■ **Written instruction**
Reproduce each line of the material exactly, minus any picture.

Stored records
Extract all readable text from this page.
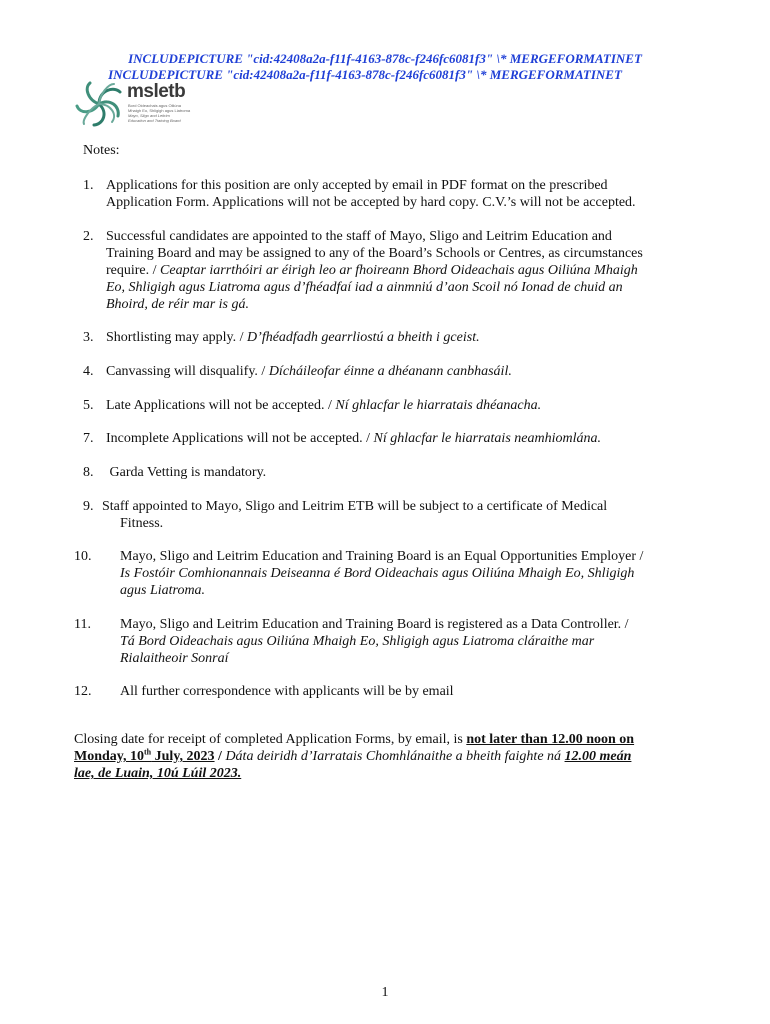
INCLUDEPICTURE "cid:42408a2a-f11f-4163-878c-f246fc6081f3" \* MERGEFORMATINET
INCLUDEPICTURE "cid:42408a2a-f11f-4163-878c-f246fc6081f3" \* MERGEFORMATINET
msletb
Bord Oideachais agus Oiliúna
Mhaigh Eo, Shligigh agus Liatroma
Mayo, Sligo and Leitrim
Education and Training Board
Notes:
1. Applications for this position are only accepted by email in PDF format on the prescribed
Application Form. Applications will not be accepted by hard copy. C.V.’s will not be accepted.
2. Successful candidates are appointed to the staff of Mayo, Sligo and Leitrim Education and
Training Board and may be assigned to any of the Board’s Schools or Centres, as circumstances
require. / Ceaptar iarrthóiri ar éirigh leo ar fhoireann Bhord Oideachais agus Oiliúna Mhaigh
Eo, Shligigh agus Liatroma agus d’fhéadfaí iad a ainmniú d’aon Scoil nó Ionad de chuid an
Bhoird, de réir mar is gá.
3. Shortlisting may apply. / D’fhéadfadh gearrliostú a bheith i gceist.
4. Canvassing will disqualify. / Dícháileofar éinne a dhéanann canbhasáil.
5. Late Applications will not be accepted. / Ní ghlacfar le hiarratais dhéanacha.
7. Incomplete Applications will not be accepted. / Ní ghlacfar le hiarratais neamhiomlána.
8. Garda Vetting is mandatory.
9. Staff appointed to Mayo, Sligo and Leitrim ETB will be subject to a certificate of Medical
Fitness.
10. Mayo, Sligo and Leitrim Education and Training Board is an Equal Opportunities Employer /
Is Fostóir Comhionannais Deiseanna é Bord Oideachais agus Oiliúna Mhaigh Eo, Shligigh
agus Liatroma.
11. Mayo, Sligo and Leitrim Education and Training Board is registered as a Data Controller. /
Tá Bord Oideachais agus Oiliúna Mhaigh Eo, Shligigh agus Liatroma cláraithe mar
Rialaitheoir Sonraí
12. All further correspondence with applicants will be by email
Closing date for receipt of completed Application Forms, by email, is not later than 12.00 noon on
Monday, 10th July, 2023 / Dáta deiridh d’Iarratais Chomhlánaithe a bheith faighte ná 12.00 meán
lae, de Luain, 10ú Lúil 2023.
1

■ **Written solution**
Extract all readable text from this page.
INCLUDEPICTURE "cid:42408a2a-f11f-4163-878c-f246fc6081f3" \* MERGEFORMATINET
INCLUDEPICTURE "cid:42408a2a-f11f-4163-878c-f246fc6081f3" \* MERGEFORMATINET
msletb
Bord Oideachais agus Oiliúna
Mhaigh Eo, Shligigh agus Liatroma
Mayo, Sligo and Leitrim
Education and Training Board
Notes:
1. Applications for this position are only accepted by email in PDF format on the prescribed
Application Form. Applications will not be accepted by hard copy. C.V.’s will not be accepted.
2. Successful candidates are appointed to the staff of Mayo, Sligo and Leitrim Education and
Training Board and may be assigned to any of the Board’s Schools or Centres, as circumstances
require. / Ceaptar iarrthóiri ar éirigh leo ar fhoireann Bhord Oideachais agus Oiliúna Mhaigh
Eo, Shligigh agus Liatroma agus d’fhéadfaí iad a ainmniú d’aon Scoil nó Ionad de chuid an
Bhoird, de réir mar is gá.
3. Shortlisting may apply. / D’fhéadfadh gearrliostú a bheith i gceist.
4. Canvassing will disqualify. / Dícháileofar éinne a dhéanann canbhasáil.
5. Late Applications will not be accepted. / Ní ghlacfar le hiarratais dhéanacha.
7. Incomplete Applications will not be accepted. / Ní ghlacfar le hiarratais neamhiomlána.
8. Garda Vetting is mandatory.
9. Staff appointed to Mayo, Sligo and Leitrim ETB will be subject to a certificate of Medical
Fitness.
10. Mayo, Sligo and Leitrim Education and Training Board is an Equal Opportunities Employer /
Is Fostóir Comhionannais Deiseanna é Bord Oideachais agus Oiliúna Mhaigh Eo, Shligigh
agus Liatroma.
11. Mayo, Sligo and Leitrim Education and Training Board is registered as a Data Controller. /
Tá Bord Oideachais agus Oiliúna Mhaigh Eo, Shligigh agus Liatroma cláraithe mar
Rialaitheoir Sonraí
12. All further correspondence with applicants will be by email
Closing date for receipt of completed Application Forms, by email, is not later than 12.00 noon on
Monday, 10th July, 2023 / Dáta deiridh d’Iarratais Chomhlánaithe a bheith faighte ná 12.00 meán
lae, de Luain, 10ú Lúil 2023.
1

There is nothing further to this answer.